[Source records]
##########

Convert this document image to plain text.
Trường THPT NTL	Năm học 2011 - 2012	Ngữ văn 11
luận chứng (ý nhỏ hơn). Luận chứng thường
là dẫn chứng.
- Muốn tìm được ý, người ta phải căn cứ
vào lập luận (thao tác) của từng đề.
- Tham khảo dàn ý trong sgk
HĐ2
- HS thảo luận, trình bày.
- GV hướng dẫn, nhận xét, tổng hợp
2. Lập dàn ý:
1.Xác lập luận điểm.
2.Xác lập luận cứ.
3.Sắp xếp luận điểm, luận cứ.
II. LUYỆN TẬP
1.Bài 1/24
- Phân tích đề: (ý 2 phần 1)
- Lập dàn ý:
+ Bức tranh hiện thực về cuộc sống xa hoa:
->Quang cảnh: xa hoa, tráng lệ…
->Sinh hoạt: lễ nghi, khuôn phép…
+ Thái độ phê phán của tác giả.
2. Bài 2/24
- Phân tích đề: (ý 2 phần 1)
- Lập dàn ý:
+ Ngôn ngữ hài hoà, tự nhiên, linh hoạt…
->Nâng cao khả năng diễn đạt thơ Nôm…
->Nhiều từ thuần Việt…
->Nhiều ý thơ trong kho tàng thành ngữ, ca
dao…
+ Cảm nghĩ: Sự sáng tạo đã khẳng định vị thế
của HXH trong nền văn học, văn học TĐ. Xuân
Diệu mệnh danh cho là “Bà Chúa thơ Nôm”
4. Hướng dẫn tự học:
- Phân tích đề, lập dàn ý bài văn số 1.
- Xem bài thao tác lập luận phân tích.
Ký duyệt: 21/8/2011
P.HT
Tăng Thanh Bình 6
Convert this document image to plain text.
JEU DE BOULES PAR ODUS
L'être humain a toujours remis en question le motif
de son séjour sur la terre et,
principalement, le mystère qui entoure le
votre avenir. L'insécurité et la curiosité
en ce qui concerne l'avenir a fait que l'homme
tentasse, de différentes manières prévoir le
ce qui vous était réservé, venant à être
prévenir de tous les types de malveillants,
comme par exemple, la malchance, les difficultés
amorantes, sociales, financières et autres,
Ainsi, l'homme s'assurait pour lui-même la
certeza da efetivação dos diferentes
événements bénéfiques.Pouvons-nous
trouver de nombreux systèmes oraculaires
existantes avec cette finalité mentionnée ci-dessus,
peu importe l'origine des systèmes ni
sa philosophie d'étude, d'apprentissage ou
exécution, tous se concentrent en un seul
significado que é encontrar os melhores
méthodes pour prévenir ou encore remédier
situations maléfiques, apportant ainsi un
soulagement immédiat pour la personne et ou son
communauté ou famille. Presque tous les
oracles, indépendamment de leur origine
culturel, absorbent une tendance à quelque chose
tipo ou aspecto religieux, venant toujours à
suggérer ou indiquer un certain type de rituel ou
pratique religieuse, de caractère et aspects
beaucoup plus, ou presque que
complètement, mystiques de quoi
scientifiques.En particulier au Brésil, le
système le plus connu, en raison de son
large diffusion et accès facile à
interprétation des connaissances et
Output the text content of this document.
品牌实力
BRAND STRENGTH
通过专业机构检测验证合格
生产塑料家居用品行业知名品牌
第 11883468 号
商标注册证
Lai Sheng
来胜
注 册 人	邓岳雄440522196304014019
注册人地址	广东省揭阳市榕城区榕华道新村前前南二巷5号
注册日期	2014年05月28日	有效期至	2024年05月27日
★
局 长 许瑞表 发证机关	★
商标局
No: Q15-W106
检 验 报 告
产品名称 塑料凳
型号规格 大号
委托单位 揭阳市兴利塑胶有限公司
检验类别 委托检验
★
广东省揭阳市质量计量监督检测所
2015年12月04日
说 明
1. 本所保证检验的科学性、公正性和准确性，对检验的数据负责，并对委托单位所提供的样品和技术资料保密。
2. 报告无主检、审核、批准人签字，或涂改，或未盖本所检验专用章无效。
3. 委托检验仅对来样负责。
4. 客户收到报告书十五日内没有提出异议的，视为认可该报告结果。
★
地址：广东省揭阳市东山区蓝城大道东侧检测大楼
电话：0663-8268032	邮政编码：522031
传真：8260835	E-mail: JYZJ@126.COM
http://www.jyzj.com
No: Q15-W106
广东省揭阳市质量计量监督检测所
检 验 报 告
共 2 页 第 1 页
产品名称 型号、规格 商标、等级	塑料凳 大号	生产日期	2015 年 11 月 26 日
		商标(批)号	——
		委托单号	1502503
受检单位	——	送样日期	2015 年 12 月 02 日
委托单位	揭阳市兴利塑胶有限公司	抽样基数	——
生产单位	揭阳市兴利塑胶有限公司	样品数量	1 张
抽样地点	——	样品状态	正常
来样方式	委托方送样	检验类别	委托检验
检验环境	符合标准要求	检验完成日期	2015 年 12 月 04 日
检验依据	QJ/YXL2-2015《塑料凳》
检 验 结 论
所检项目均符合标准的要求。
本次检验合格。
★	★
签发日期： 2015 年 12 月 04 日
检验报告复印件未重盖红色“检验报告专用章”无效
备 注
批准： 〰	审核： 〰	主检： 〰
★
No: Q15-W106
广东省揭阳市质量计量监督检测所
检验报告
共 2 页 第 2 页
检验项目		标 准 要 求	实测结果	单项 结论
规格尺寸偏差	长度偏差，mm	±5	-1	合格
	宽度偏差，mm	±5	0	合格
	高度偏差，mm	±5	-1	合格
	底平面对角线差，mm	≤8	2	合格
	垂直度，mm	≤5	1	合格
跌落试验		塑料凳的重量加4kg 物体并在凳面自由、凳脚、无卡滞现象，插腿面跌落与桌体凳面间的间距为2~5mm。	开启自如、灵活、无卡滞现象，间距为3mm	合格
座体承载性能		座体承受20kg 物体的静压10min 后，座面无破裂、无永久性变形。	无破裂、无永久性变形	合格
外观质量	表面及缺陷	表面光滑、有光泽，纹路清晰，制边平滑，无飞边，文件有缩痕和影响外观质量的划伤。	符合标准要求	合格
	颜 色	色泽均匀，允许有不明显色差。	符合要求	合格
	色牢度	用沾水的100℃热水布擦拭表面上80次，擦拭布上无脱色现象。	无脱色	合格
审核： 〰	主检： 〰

##########

[Goal of the exercise] Return the listing above word for word.

[Result of this task]
Convert this document image to plain text.
Trường THPT NTL	Năm học 2011 - 2012	Ngữ văn 11
luận chứng (ý nhỏ hơn). Luận chứng thường
là dẫn chứng.
- Muốn tìm được ý, người ta phải căn cứ
vào lập luận (thao tác) của từng đề.
- Tham khảo dàn ý trong sgk
HĐ2
- HS thảo luận, trình bày.
- GV hướng dẫn, nhận xét, tổng hợp
2. Lập dàn ý:
1.Xác lập luận điểm.
2.Xác lập luận cứ.
3.Sắp xếp luận điểm, luận cứ.
II. LUYỆN TẬP
1.Bài 1/24
- Phân tích đề: (ý 2 phần 1)
- Lập dàn ý:
+ Bức tranh hiện thực về cuộc sống xa hoa:
->Quang cảnh: xa hoa, tráng lệ…
->Sinh hoạt: lễ nghi, khuôn phép…
+ Thái độ phê phán của tác giả.
2. Bài 2/24
- Phân tích đề: (ý 2 phần 1)
- Lập dàn ý:
+ Ngôn ngữ hài hoà, tự nhiên, linh hoạt…
->Nâng cao khả năng diễn đạt thơ Nôm…
->Nhiều từ thuần Việt…
->Nhiều ý thơ trong kho tàng thành ngữ, ca
dao…
+ Cảm nghĩ: Sự sáng tạo đã khẳng định vị thế
của HXH trong nền văn học, văn học TĐ. Xuân
Diệu mệnh danh cho là “Bà Chúa thơ Nôm”
4. Hướng dẫn tự học:
- Phân tích đề, lập dàn ý bài văn số 1.
- Xem bài thao tác lập luận phân tích.
Ký duyệt: 21/8/2011
P.HT
Tăng Thanh Bình 6
Convert this document image to plain text.
JEU DE BOULES PAR ODUS
L'être humain a toujours remis en question le motif
de son séjour sur la terre et,
principalement, le mystère qui entoure le
votre avenir. L'insécurité et la curiosité
en ce qui concerne l'avenir a fait que l'homme
tentasse, de différentes manières prévoir le
ce qui vous était réservé, venant à être
prévenir de tous les types de malveillants,
comme par exemple, la malchance, les difficultés
amorantes, sociales, financières et autres,
Ainsi, l'homme s'assurait pour lui-même la
certeza da efetivação dos diferentes
événements bénéfiques.Pouvons-nous
trouver de nombreux systèmes oraculaires
existantes avec cette finalité mentionnée ci-dessus,
peu importe l'origine des systèmes ni
sa philosophie d'étude, d'apprentissage ou
exécution, tous se concentrent en un seul
significado que é encontrar os melhores
méthodes pour prévenir ou encore remédier
situations maléfiques, apportant ainsi un
soulagement immédiat pour la personne et ou son
communauté ou famille. Presque tous les
oracles, indépendamment de leur origine
culturel, absorbent une tendance à quelque chose
tipo ou aspecto religieux, venant toujours à
suggérer ou indiquer un certain type de rituel ou
pratique religieuse, de caractère et aspects
beaucoup plus, ou presque que
complètement, mystiques de quoi
scientifiques.En particulier au Brésil, le
système le plus connu, en raison de son
large diffusion et accès facile à
interprétation des connaissances et
Output the text content of this document.
品牌实力
BRAND STRENGTH
通过专业机构检测验证合格
生产塑料家居用品行业知名品牌
第 11883468 号
商标注册证
Lai Sheng
来胜
注 册 人	邓岳雄440522196304014019
注册人地址	广东省揭阳市榕城区榕华道新村前前南二巷5号
注册日期	2014年05月28日	有效期至	2024年05月27日
★
局 长 许瑞表 发证机关	★
商标局
No: Q15-W106
检 验 报 告
产品名称 塑料凳
型号规格 大号
委托单位 揭阳市兴利塑胶有限公司
检验类别 委托检验
★
广东省揭阳市质量计量监督检测所
2015年12月04日
说 明
1. 本所保证检验的科学性、公正性和准确性，对检验的数据负责，并对委托单位所提供的样品和技术资料保密。
2. 报告无主检、审核、批准人签字，或涂改，或未盖本所检验专用章无效。
3. 委托检验仅对来样负责。
4. 客户收到报告书十五日内没有提出异议的，视为认可该报告结果。
★
地址：广东省揭阳市东山区蓝城大道东侧检测大楼
电话：0663-8268032	邮政编码：522031
传真：8260835	E-mail: JYZJ@126.COM
http://www.jyzj.com
No: Q15-W106
广东省揭阳市质量计量监督检测所
检 验 报 告
共 2 页 第 1 页
产品名称 型号、规格 商标、等级	塑料凳 大号	生产日期	2015 年 11 月 26 日
		商标(批)号	——
		委托单号	1502503
受检单位	——	送样日期	2015 年 12 月 02 日
委托单位	揭阳市兴利塑胶有限公司	抽样基数	——
生产单位	揭阳市兴利塑胶有限公司	样品数量	1 张
抽样地点	——	样品状态	正常
来样方式	委托方送样	检验类别	委托检验
检验环境	符合标准要求	检验完成日期	2015 年 12 月 04 日
检验依据	QJ/YXL2-2015《塑料凳》
检 验 结 论
所检项目均符合标准的要求。
本次检验合格。
★	★
签发日期： 2015 年 12 月 04 日
检验报告复印件未重盖红色“检验报告专用章”无效
备 注
批准： 〰	审核： 〰	主检： 〰
★
No: Q15-W106
广东省揭阳市质量计量监督检测所
检验报告
共 2 页 第 2 页
检验项目		标 准 要 求	实测结果	单项 结论
规格尺寸偏差	长度偏差，mm	±5	-1	合格
	宽度偏差，mm	±5	0	合格
	高度偏差，mm	±5	-1	合格
	底平面对角线差，mm	≤8	2	合格
	垂直度，mm	≤5	1	合格
跌落试验		塑料凳的重量加4kg 物体并在凳面自由、凳脚、无卡滞现象，插腿面跌落与桌体凳面间的间距为2~5mm。	开启自如、灵活、无卡滞现象，间距为3mm	合格
座体承载性能		座体承受20kg 物体的静压10min 后，座面无破裂、无永久性变形。	无破裂、无永久性变形	合格
外观质量	表面及缺陷	表面光滑、有光泽，纹路清晰，制边平滑，无飞边，文件有缩痕和影响外观质量的划伤。	符合标准要求	合格
	颜 色	色泽均匀，允许有不明显色差。	符合要求	合格
	色牢度	用沾水的100℃热水布擦拭表面上80次，擦拭布上无脱色现象。	无脱色	合格
审核： 〰	主检： 〰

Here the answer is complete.